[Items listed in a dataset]
(begin)
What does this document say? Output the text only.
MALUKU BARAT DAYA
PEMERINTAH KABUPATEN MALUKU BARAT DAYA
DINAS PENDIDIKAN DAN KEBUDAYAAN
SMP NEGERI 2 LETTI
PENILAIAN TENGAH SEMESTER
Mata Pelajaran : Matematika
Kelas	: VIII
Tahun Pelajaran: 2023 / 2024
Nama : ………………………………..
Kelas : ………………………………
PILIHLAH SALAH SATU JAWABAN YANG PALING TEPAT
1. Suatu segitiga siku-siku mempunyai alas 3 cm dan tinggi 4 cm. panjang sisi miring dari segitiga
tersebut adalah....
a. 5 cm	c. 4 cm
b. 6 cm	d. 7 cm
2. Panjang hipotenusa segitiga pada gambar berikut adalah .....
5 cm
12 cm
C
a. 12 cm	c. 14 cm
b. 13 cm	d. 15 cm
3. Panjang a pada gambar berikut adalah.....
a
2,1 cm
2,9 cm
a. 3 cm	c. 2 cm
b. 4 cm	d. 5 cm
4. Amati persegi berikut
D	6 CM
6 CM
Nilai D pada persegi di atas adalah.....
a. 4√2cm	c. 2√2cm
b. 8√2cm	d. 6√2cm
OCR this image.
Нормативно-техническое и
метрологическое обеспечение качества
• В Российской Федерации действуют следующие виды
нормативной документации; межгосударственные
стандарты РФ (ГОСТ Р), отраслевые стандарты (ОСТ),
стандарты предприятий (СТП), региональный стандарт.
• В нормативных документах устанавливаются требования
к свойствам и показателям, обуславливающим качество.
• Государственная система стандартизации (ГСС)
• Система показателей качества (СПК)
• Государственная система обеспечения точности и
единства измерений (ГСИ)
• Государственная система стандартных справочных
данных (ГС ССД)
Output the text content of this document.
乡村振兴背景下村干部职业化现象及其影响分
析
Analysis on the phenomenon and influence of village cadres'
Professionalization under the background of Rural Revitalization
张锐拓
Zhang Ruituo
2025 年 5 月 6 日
(end)
Give the material above again, word for word.

What does this document say? Output the text only.
MALUKU BARAT DAYA
PEMERINTAH KABUPATEN MALUKU BARAT DAYA
DINAS PENDIDIKAN DAN KEBUDAYAAN
SMP NEGERI 2 LETTI
PENILAIAN TENGAH SEMESTER
Mata Pelajaran : Matematika
Kelas	: VIII
Tahun Pelajaran: 2023 / 2024
Nama : ………………………………..
Kelas : ………………………………
PILIHLAH SALAH SATU JAWABAN YANG PALING TEPAT
1. Suatu segitiga siku-siku mempunyai alas 3 cm dan tinggi 4 cm. panjang sisi miring dari segitiga
tersebut adalah....
a. 5 cm	c. 4 cm
b. 6 cm	d. 7 cm
2. Panjang hipotenusa segitiga pada gambar berikut adalah .....
5 cm
12 cm
C
a. 12 cm	c. 14 cm
b. 13 cm	d. 15 cm
3. Panjang a pada gambar berikut adalah.....
a
2,1 cm
2,9 cm
a. 3 cm	c. 2 cm
b. 4 cm	d. 5 cm
4. Amati persegi berikut
D	6 CM
6 CM
Nilai D pada persegi di atas adalah.....
a. 4√2cm	c. 2√2cm
b. 8√2cm	d. 6√2cm
OCR this image.
Нормативно-техническое и
метрологическое обеспечение качества
• В Российской Федерации действуют следующие виды
нормативной документации; межгосударственные
стандарты РФ (ГОСТ Р), отраслевые стандарты (ОСТ),
стандарты предприятий (СТП), региональный стандарт.
• В нормативных документах устанавливаются требования
к свойствам и показателям, обуславливающим качество.
• Государственная система стандартизации (ГСС)
• Система показателей качества (СПК)
• Государственная система обеспечения точности и
единства измерений (ГСИ)
• Государственная система стандартных справочных
данных (ГС ССД)
Output the text content of this document.
乡村振兴背景下村干部职业化现象及其影响分
析
Analysis on the phenomenon and influence of village cadres'
Professionalization under the background of Rural Revitalization
张锐拓
Zhang Ruituo
2025 年 5 月 6 日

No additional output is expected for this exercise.